(Extracted text)
*** Begin section ***
Messrs. Brin and Page have cashed in $2.2 billion and $1.8 billion, respectively, in company stock since taking the company public in 2004, and Mr. Schmidt, the CEO, has pulled in $645 million, according to Thomson Financial. The founders each hold nearly $13 billion in stock, and Mr. Schmidt’s shares are worth about $5 billion.
Mr. Jobs’s current Apple shares are worth $670 million. Mr. Kinder is due to pull in $84 million this year in dividends from his Kinder Morgan stock.
A. Jerrold Perenchio, chairman and CEO of Univision Communications, passed on the buck. He draws no salary at all, but his ownership stake in the Los Angeles-based Spanish-language media company is worth nearly $1.3 billion.
“They’re not working for free,” a Silicon Valley executive compensation lawyer, Tom LaWer, said. “Saying it’s a dollar salary doesn’t really get to the fact that they’re all fabulously wealthy.”
In 2005, the median CEO salary of big public companies surveyed by Mercer Human Resource Consulting was $975,000. With an additional $1.4 million in bonuses, the median CEO compensation (not including grants of restricted stock or stock options) rose 7.1% over the previous year – double the raise of the average employee.
Mayor Bloomberg also works for a dollar but doesn’t cash the paychecks. One hangs in his ceremonial office on the first floor of City Hall. He has joked that at the end of his eight years in office, he hopes to have the city budget off by $8 – a dollar for each check he didn’t cash.
The practice can be worth a fortune in good publicity.
“Once one person did it, it just sounded good,” Mr. LaWer, said.
In the corporate world, the single digit salary has largely been adopted by CEOs trying to restore shareholder confidence in their struggling companies, such as Lee Iacocca at Chrysler in the late 1970s.
When Silicon Valley companies withered during the dot-com bust, the practice flourished as executives tried to send shareholders a we’re-in-it-together message. The gesture was often undercut by corporate boards granting those CEOs hefty awards of stock options that could be sold with only a mild stockmarket recovery. Buck-a-year chiefs who reaped stock-option windfalls include John Chambers of Cisco Systems and Tom Siebel of Siebel Systems.
Larry Ellison of Oracle gave up his salary for 2001 through 2003, when the company’s stock was struggling, but he cashed in $706 million in stock options in 2001 and $41 million in 2003.
Mr. Katzenberg and Mr. Enrico each get a $1 salary at DreamWorks. While he was CEO of PepsiCo., Mr. Enrico collected bonuses and stock options, but regularly donated all but a buck of his million-dollar salary to a college scholarship fund for Pepsi employees.
At the other company he runs, Pixar, Mr. Jobs earns a dollar a week: $52 for each of the last two years. As of February 15, he owned 49.8% of the company, which Walt Disney Company is buying for $7.4 billion, meaning Mr. Jobs’s stake will be $3.7 billion.
Mr. Jobs has taken a $1 salary at Apple since 1998, not long after he rejoined the company he co-founded, earning him a place in the Guinness Book of World Records for lowest paid chief executive. But Apple paid him in plenty of other ways, including multimillion-dollar stock grants and bonuses, as well as a corporate jet in 1999 that cost the company $90 million. Still, compensation experts say, it’s certainly better than CEOs who pull in high salaries and extraordinary pay packages, even as their companies struggle. According to the Corporate Library, the CEO of Home Depot, Robert Nardelli, earned $50.7 million over the last two years, although his company’s stock fell 19% over the last five years. Lucent Technologies has seen its shares plunge 82% during that period, but CEO Patricia Russo pulled in $17.3 million during the last two years.
*** End section ***
(Data provided)
*** Begin section ***
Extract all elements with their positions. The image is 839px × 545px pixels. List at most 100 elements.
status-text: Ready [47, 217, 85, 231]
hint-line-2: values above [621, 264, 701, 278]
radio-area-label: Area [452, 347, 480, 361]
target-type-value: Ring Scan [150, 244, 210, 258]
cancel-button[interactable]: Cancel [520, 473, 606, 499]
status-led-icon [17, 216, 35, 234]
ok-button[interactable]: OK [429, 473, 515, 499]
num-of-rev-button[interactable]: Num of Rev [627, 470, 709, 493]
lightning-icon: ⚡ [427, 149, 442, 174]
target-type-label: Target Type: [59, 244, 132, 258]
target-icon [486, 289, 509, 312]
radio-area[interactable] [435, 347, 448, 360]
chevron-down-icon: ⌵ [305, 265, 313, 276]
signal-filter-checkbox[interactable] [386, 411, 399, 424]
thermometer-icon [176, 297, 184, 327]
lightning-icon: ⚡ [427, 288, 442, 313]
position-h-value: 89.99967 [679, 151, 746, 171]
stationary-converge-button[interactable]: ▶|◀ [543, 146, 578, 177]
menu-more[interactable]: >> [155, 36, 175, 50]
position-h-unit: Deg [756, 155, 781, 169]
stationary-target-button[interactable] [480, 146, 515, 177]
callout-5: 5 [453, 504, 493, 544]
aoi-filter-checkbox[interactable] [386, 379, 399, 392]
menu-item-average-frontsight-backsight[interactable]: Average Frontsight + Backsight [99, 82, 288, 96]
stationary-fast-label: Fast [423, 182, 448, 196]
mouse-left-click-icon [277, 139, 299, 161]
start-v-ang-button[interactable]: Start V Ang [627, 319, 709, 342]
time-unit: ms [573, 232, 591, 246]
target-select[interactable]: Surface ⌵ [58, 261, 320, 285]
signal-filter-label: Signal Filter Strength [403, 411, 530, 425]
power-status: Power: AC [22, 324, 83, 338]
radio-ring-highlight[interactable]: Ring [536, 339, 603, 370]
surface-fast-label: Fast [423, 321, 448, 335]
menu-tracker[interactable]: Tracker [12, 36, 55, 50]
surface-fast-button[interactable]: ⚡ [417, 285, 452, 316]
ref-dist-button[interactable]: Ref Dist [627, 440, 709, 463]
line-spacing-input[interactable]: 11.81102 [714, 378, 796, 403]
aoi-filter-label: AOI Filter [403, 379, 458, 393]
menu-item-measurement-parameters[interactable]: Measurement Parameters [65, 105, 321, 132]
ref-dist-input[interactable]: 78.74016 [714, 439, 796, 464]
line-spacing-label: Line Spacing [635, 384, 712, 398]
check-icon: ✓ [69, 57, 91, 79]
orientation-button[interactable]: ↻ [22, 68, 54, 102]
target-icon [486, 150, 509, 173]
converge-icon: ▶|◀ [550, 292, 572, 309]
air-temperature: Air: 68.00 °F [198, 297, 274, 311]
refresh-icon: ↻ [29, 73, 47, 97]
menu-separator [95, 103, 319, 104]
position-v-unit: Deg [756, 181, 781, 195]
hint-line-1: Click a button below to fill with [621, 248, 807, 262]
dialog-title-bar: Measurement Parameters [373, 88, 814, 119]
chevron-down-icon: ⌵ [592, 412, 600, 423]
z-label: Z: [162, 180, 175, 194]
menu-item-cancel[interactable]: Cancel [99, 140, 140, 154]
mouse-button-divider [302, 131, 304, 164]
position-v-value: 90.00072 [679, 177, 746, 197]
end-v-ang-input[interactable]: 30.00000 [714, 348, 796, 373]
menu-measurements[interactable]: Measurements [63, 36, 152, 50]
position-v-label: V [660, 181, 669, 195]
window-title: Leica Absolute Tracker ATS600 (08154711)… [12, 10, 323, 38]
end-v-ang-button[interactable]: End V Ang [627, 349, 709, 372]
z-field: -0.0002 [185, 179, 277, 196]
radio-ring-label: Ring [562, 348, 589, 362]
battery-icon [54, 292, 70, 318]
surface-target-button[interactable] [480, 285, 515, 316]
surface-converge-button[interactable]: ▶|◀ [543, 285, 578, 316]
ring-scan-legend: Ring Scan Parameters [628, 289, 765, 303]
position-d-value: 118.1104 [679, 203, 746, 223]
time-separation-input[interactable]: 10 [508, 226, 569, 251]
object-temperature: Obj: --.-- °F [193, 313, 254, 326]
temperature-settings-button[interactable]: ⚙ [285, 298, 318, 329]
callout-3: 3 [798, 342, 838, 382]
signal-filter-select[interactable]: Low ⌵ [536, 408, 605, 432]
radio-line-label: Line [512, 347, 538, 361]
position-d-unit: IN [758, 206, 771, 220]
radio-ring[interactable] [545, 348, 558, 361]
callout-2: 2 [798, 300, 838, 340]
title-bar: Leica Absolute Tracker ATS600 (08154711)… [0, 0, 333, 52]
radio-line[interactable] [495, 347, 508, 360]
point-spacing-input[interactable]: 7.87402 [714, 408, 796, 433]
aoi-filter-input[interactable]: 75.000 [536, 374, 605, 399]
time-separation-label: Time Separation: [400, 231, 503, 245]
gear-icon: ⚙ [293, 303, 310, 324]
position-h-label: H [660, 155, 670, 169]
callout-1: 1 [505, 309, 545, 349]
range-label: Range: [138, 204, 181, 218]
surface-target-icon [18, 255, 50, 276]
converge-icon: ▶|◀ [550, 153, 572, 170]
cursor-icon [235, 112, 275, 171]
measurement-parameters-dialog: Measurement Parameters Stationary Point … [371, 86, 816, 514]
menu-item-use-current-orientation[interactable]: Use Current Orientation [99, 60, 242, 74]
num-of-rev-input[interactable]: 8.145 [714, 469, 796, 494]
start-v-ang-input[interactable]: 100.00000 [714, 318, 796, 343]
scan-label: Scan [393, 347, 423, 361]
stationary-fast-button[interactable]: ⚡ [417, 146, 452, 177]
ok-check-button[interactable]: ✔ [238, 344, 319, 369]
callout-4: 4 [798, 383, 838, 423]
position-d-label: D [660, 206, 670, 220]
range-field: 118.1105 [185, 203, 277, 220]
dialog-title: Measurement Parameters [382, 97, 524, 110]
*** End section ***
(Actions to take)
**1.** For the text on one-dollar executive salaries, decide whether each statement agrees with it, answering yes or no and quoting the deciding words: (a) Mayor Bloomberg cashes his one-dollar paychecks. (b) Mr. Jobs earned $52 a year at Pixar over the last two years. (c) Larry Ellison gave up his Oracle salary for 2001 through 2003.
**2.** Condense the paragraph of the text on one-dollar executive salaries that begins "When Silicon Valley companies withered" into a shorter version that keeps its main facts.
The records have no connection to the text on one-dollar executive salaries.

(Solved problems)
**1.**
(a) No: "Mayor Bloomberg also works for a dollar but doesn’t cash the paychecks."
(b) Yes: "Mr. Jobs earns a dollar a week: $52 for each of the last two years."
(c) Yes: "Larry Ellison of Oracle gave up his salary for 2001 through 2003"

**2.** During the dot-com bust, one-dollar salaries spread among Silicon Valley executives who wanted to show shareholders they were in it together. Boards often undercut the gesture with large stock option grants that could pay off after even a mild market recovery. John Chambers of Cisco Systems and Tom Siebel of Siebel Systems both drew a dollar a year and profited from such options.